(Collected data)
::::::

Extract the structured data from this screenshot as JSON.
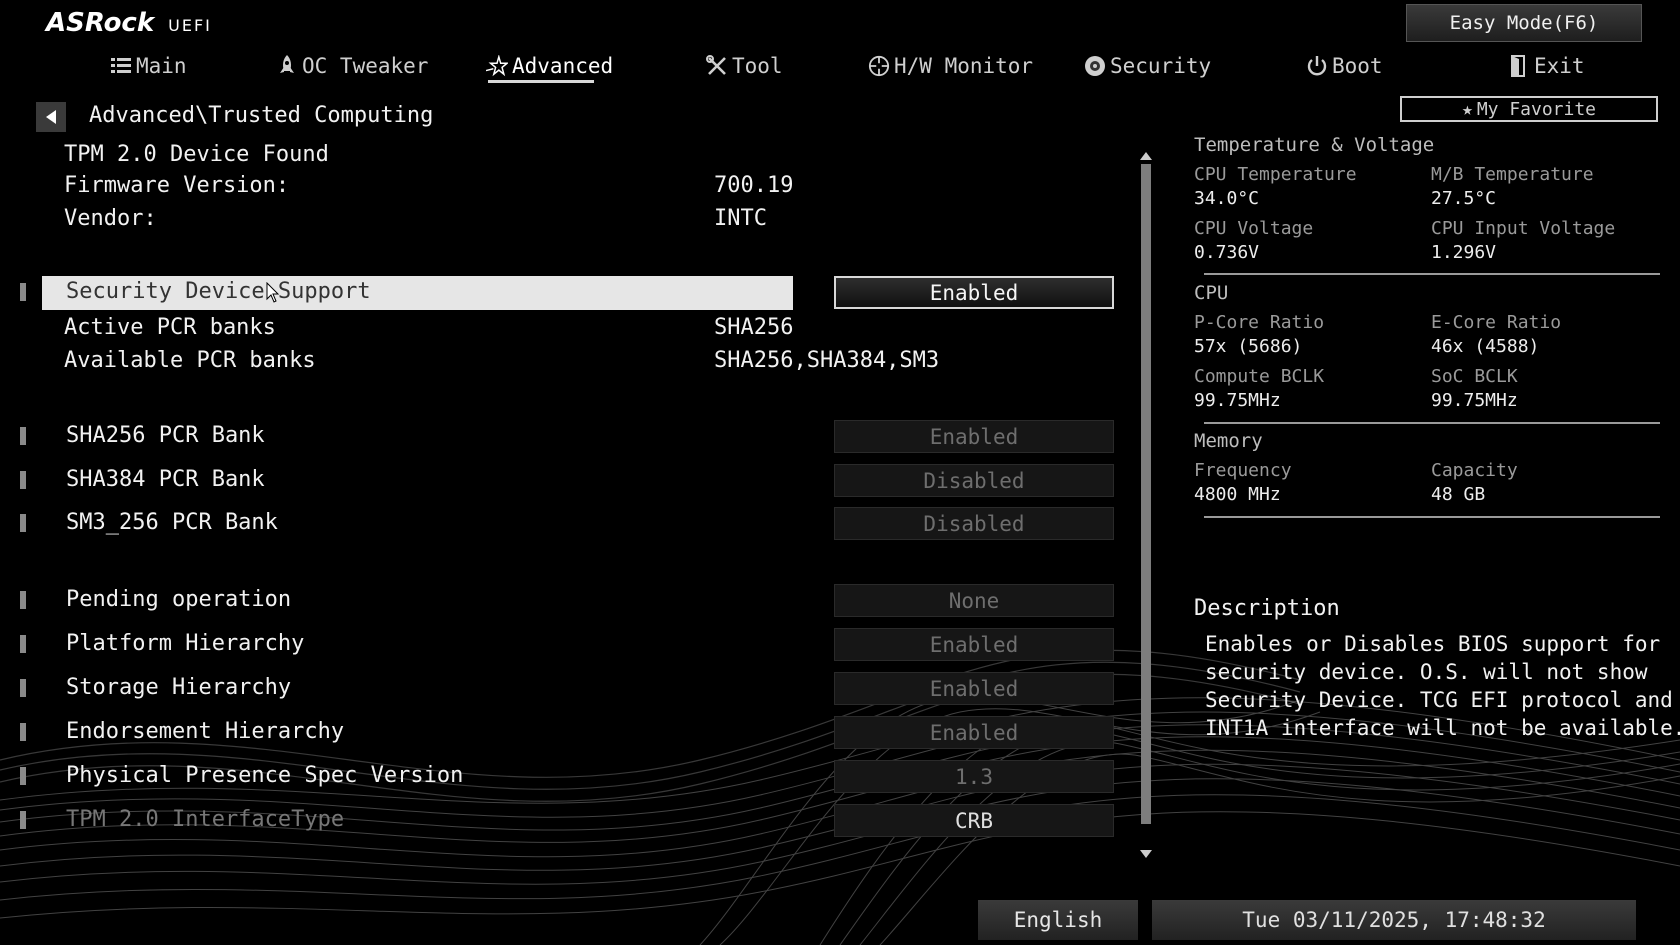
{
  "header": {
    "brand": "ASRock",
    "brand_sub": "UEFI",
    "easy_mode_label": "Easy Mode(F6)",
    "favorite_label": "My Favorite"
  },
  "nav": {
    "tabs": [
      {
        "label": "Main",
        "icon": "list-icon"
      },
      {
        "label": "OC Tweaker",
        "icon": "rocket-icon"
      },
      {
        "label": "Advanced",
        "icon": "star-icon",
        "active": true
      },
      {
        "label": "Tool",
        "icon": "wrench-icon"
      },
      {
        "label": "H/W Monitor",
        "icon": "crosshair-icon"
      },
      {
        "label": "Security",
        "icon": "shield-icon"
      },
      {
        "label": "Boot",
        "icon": "power-icon"
      },
      {
        "label": "Exit",
        "icon": "exit-icon"
      }
    ]
  },
  "breadcrumb": "Advanced\\Trusted Computing",
  "info": {
    "device_found": "TPM 2.0 Device Found",
    "firmware_label": "Firmware Version:",
    "firmware_value": "700.19",
    "vendor_label": "Vendor:",
    "vendor_value": "INTC"
  },
  "settings": {
    "security_device_support": {
      "label": "Security Device Support",
      "value": "Enabled"
    },
    "active_pcr": {
      "label": "Active PCR banks",
      "value": "SHA256"
    },
    "available_pcr": {
      "label": "Available PCR banks",
      "value": "SHA256,SHA384,SM3"
    },
    "sha256_bank": {
      "label": "SHA256 PCR Bank",
      "value": "Enabled"
    },
    "sha384_bank": {
      "label": "SHA384 PCR Bank",
      "value": "Disabled"
    },
    "sm3_bank": {
      "label": "SM3_256 PCR Bank",
      "value": "Disabled"
    },
    "pending_op": {
      "label": "Pending operation",
      "value": "None"
    },
    "platform_hierarchy": {
      "label": "Platform Hierarchy",
      "value": "Enabled"
    },
    "storage_hierarchy": {
      "label": "Storage Hierarchy",
      "value": "Enabled"
    },
    "endorsement_hierarchy": {
      "label": "Endorsement Hierarchy",
      "value": "Enabled"
    },
    "pp_spec_version": {
      "label": "Physical Presence Spec Version",
      "value": "1.3"
    },
    "tpm_interface": {
      "label": "TPM 2.0 InterfaceType",
      "value": "CRB"
    }
  },
  "hw": {
    "temp_volt_heading": "Temperature & Voltage",
    "cpu_temp_label": "CPU Temperature",
    "cpu_temp": "34.0°C",
    "mb_temp_label": "M/B Temperature",
    "mb_temp": "27.5°C",
    "cpu_volt_label": "CPU Voltage",
    "cpu_volt": "0.736V",
    "cpu_in_volt_label": "CPU Input Voltage",
    "cpu_in_volt": "1.296V",
    "cpu_heading": "CPU",
    "pcore_label": "P-Core Ratio",
    "pcore": "57x (5686)",
    "ecore_label": "E-Core Ratio",
    "ecore": "46x (4588)",
    "compute_bclk_label": "Compute BCLK",
    "compute_bclk": "99.75MHz",
    "soc_bclk_label": "SoC BCLK",
    "soc_bclk": "99.75MHz",
    "memory_heading": "Memory",
    "freq_label": "Frequency",
    "freq": "4800 MHz",
    "capacity_label": "Capacity",
    "capacity": "48 GB"
  },
  "description": {
    "title": "Description",
    "lines": [
      "Enables or Disables BIOS support for",
      "security device. O.S. will not show",
      "Security Device. TCG EFI protocol and",
      "INT1A interface will not be available."
    ]
  },
  "footer": {
    "language": "English",
    "datetime": "Tue 03/11/2025, 17:48:32"
  }
}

::::::

● **Given problem**: Copy the records above exactly, omitting every picture.

● **Solution to the problem**:
Extract the structured data from this screenshot as JSON.
{
  "header": {
    "brand": "ASRock",
    "brand_sub": "UEFI",
    "easy_mode_label": "Easy Mode(F6)",
    "favorite_label": "My Favorite"
  },
  "nav": {
    "tabs": [
      {
        "label": "Main",
        "icon": "list-icon"
      },
      {
        "label": "OC Tweaker",
        "icon": "rocket-icon"
      },
      {
        "label": "Advanced",
        "icon": "star-icon",
        "active": true
      },
      {
        "label": "Tool",
        "icon": "wrench-icon"
      },
      {
        "label": "H/W Monitor",
        "icon": "crosshair-icon"
      },
      {
        "label": "Security",
        "icon": "shield-icon"
      },
      {
        "label": "Boot",
        "icon": "power-icon"
      },
      {
        "label": "Exit",
        "icon": "exit-icon"
      }
    ]
  },
  "breadcrumb": "Advanced\\Trusted Computing",
  "info": {
    "device_found": "TPM 2.0 Device Found",
    "firmware_label": "Firmware Version:",
    "firmware_value": "700.19",
    "vendor_label": "Vendor:",
    "vendor_value": "INTC"
  },
  "settings": {
    "security_device_support": {
      "label": "Security Device Support",
      "value": "Enabled"
    },
    "active_pcr": {
      "label": "Active PCR banks",
      "value": "SHA256"
    },
    "available_pcr": {
      "label": "Available PCR banks",
      "value": "SHA256,SHA384,SM3"
    },
    "sha256_bank": {
      "label": "SHA256 PCR Bank",
      "value": "Enabled"
    },
    "sha384_bank": {
      "label": "SHA384 PCR Bank",
      "value": "Disabled"
    },
    "sm3_bank": {
      "label": "SM3_256 PCR Bank",
      "value": "Disabled"
    },
    "pending_op": {
      "label": "Pending operation",
      "value": "None"
    },
    "platform_hierarchy": {
      "label": "Platform Hierarchy",
      "value": "Enabled"
    },
    "storage_hierarchy": {
      "label": "Storage Hierarchy",
      "value": "Enabled"
    },
    "endorsement_hierarchy": {
      "label": "Endorsement Hierarchy",
      "value": "Enabled"
    },
    "pp_spec_version": {
      "label": "Physical Presence Spec Version",
      "value": "1.3"
    },
    "tpm_interface": {
      "label": "TPM 2.0 InterfaceType",
      "value": "CRB"
    }
  },
  "hw": {
    "temp_volt_heading": "Temperature & Voltage",
    "cpu_temp_label": "CPU Temperature",
    "cpu_temp": "34.0°C",
    "mb_temp_label": "M/B Temperature",
    "mb_temp": "27.5°C",
    "cpu_volt_label": "CPU Voltage",
    "cpu_volt": "0.736V",
    "cpu_in_volt_label": "CPU Input Voltage",
    "cpu_in_volt": "1.296V",
    "cpu_heading": "CPU",
    "pcore_label": "P-Core Ratio",
    "pcore": "57x (5686)",
    "ecore_label": "E-Core Ratio",
    "ecore": "46x (4588)",
    "compute_bclk_label": "Compute BCLK",
    "compute_bclk": "99.75MHz",
    "soc_bclk_label": "SoC BCLK",
    "soc_bclk": "99.75MHz",
    "memory_heading": "Memory",
    "freq_label": "Frequency",
    "freq": "4800 MHz",
    "capacity_label": "Capacity",
    "capacity": "48 GB"
  },
  "description": {
    "title": "Description",
    "lines": [
      "Enables or Disables BIOS support for",
      "security device. O.S. will not show",
      "Security Device. TCG EFI protocol and",
      "INT1A interface will not be available."
    ]
  },
  "footer": {
    "language": "English",
    "datetime": "Tue 03/11/2025, 17:48:32"
  }
}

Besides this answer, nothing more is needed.